Given instruction —
Lines containing the string "this" are to be collected in full.

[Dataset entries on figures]
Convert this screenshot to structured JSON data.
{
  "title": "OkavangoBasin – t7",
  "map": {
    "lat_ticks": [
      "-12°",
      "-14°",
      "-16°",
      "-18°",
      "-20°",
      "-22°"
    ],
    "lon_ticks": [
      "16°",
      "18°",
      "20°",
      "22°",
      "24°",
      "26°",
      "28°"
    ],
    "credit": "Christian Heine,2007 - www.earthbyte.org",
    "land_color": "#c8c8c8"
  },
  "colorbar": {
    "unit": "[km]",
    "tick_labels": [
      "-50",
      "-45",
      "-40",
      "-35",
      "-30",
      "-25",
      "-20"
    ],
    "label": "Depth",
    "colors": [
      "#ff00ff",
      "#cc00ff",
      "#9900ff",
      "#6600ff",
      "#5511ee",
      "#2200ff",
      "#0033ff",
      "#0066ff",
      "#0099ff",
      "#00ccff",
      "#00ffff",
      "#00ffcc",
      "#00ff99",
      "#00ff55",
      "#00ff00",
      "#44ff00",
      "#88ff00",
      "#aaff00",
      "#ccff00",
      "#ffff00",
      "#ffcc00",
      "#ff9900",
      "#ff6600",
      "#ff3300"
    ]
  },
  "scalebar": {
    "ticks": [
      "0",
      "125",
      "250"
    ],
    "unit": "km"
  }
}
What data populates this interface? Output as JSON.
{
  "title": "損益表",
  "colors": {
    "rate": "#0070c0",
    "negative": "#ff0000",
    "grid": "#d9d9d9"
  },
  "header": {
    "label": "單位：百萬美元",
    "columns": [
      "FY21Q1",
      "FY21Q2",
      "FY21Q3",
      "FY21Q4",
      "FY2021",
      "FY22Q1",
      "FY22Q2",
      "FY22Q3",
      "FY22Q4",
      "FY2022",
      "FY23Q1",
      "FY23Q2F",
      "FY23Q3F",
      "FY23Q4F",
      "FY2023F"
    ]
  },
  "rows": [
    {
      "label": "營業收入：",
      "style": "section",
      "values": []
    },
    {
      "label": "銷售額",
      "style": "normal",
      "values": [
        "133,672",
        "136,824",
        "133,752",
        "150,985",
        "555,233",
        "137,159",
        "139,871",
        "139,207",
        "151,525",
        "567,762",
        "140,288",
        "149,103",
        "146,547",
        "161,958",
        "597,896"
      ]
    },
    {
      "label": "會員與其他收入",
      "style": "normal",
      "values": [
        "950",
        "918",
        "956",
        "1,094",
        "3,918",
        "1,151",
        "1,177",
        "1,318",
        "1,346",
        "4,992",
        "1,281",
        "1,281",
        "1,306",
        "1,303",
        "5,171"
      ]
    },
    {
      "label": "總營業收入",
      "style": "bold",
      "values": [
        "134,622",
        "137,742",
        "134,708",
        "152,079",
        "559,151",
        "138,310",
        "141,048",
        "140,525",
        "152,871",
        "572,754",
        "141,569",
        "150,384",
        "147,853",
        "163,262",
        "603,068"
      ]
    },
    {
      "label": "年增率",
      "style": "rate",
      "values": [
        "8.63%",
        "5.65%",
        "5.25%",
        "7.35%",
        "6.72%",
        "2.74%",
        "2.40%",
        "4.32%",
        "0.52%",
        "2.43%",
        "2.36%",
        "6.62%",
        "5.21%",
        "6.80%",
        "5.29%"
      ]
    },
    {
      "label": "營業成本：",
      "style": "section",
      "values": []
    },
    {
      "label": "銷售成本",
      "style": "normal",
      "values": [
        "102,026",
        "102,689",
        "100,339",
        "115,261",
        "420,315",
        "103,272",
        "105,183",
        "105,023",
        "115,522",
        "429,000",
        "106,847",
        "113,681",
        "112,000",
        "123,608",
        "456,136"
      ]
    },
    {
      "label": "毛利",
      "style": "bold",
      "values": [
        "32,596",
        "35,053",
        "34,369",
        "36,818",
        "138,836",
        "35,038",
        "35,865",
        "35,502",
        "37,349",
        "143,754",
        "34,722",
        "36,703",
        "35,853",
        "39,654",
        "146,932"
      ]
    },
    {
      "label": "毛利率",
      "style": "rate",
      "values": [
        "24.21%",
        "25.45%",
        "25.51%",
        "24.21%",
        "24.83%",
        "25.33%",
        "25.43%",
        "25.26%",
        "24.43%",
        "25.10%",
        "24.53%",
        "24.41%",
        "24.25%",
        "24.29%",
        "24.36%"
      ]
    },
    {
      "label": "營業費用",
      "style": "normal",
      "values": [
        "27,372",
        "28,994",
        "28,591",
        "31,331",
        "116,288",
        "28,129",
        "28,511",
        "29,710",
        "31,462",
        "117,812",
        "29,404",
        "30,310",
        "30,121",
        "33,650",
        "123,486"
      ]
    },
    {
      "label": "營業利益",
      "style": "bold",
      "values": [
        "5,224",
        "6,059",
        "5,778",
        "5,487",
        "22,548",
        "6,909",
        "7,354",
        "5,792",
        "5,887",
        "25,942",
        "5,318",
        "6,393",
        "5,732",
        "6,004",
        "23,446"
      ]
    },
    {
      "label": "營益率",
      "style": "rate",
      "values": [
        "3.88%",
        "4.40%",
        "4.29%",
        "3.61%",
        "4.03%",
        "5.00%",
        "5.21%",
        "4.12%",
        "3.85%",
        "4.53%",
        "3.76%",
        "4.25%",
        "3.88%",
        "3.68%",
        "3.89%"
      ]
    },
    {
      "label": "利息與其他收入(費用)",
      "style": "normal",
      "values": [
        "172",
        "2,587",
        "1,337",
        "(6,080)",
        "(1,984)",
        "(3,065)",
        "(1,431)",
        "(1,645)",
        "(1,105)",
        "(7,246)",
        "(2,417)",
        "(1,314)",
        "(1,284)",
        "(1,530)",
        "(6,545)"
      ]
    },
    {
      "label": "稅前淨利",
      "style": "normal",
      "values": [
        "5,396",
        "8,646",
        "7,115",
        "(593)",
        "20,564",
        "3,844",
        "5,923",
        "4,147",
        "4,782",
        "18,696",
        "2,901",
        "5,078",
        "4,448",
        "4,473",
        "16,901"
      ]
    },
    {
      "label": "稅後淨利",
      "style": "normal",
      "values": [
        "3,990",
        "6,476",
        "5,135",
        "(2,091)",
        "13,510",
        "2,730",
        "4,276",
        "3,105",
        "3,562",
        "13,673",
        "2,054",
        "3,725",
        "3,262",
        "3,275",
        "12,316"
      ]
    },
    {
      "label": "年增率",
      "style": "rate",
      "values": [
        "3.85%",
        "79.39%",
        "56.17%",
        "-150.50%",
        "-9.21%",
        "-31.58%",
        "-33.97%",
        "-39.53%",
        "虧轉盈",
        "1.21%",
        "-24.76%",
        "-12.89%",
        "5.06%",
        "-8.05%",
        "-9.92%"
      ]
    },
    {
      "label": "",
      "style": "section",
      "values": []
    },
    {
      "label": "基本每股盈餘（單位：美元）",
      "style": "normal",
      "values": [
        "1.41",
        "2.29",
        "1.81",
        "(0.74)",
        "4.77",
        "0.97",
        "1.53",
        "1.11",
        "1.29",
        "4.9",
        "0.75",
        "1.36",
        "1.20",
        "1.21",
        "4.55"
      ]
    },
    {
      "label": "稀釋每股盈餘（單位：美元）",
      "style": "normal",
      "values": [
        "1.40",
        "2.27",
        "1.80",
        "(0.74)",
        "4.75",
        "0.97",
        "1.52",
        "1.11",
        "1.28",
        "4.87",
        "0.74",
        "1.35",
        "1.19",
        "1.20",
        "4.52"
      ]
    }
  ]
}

The reply —
Convert this screenshot to structured JSON data.
What data populates this interface? Output as JSON.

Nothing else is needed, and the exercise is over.